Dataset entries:
-- start --

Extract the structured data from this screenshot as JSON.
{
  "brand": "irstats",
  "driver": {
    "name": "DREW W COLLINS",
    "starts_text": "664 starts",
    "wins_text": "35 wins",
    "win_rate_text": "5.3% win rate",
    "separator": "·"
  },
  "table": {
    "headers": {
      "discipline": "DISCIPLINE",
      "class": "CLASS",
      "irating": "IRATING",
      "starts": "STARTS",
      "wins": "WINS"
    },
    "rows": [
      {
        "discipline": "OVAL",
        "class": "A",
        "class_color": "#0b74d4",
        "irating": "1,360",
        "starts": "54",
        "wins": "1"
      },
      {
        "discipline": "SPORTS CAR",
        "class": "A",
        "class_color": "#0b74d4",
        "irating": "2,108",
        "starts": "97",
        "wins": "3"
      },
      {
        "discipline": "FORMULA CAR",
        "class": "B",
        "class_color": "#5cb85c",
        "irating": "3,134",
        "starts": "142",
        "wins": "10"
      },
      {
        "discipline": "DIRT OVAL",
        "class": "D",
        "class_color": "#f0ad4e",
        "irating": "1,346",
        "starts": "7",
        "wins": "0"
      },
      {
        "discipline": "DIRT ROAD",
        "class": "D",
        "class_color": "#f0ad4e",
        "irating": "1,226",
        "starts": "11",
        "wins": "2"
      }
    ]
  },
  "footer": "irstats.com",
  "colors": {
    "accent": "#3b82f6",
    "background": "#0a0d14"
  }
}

-- end --

» **Written task**: Extract all of the data shown above and repeat it verbatim.

» **Expected answer**:
Extract the structured data from this screenshot as JSON.
{
  "brand": "irstats",
  "driver": {
    "name": "DREW W COLLINS",
    "starts_text": "664 starts",
    "wins_text": "35 wins",
    "win_rate_text": "5.3% win rate",
    "separator": "·"
  },
  "table": {
    "headers": {
      "discipline": "DISCIPLINE",
      "class": "CLASS",
      "irating": "IRATING",
      "starts": "STARTS",
      "wins": "WINS"
    },
    "rows": [
      {
        "discipline": "OVAL",
        "class": "A",
        "class_color": "#0b74d4",
        "irating": "1,360",
        "starts": "54",
        "wins": "1"
      },
      {
        "discipline": "SPORTS CAR",
        "class": "A",
        "class_color": "#0b74d4",
        "irating": "2,108",
        "starts": "97",
        "wins": "3"
      },
      {
        "discipline": "FORMULA CAR",
        "class": "B",
        "class_color": "#5cb85c",
        "irating": "3,134",
        "starts": "142",
        "wins": "10"
      },
      {
        "discipline": "DIRT OVAL",
        "class": "D",
        "class_color": "#f0ad4e",
        "irating": "1,346",
        "starts": "7",
        "wins": "0"
      },
      {
        "discipline": "DIRT ROAD",
        "class": "D",
        "class_color": "#f0ad4e",
        "irating": "1,226",
        "starts": "11",
        "wins": "2"
      }
    ]
  },
  "footer": "irstats.com",
  "colors": {
    "accent": "#3b82f6",
    "background": "#0a0d14"
  }
}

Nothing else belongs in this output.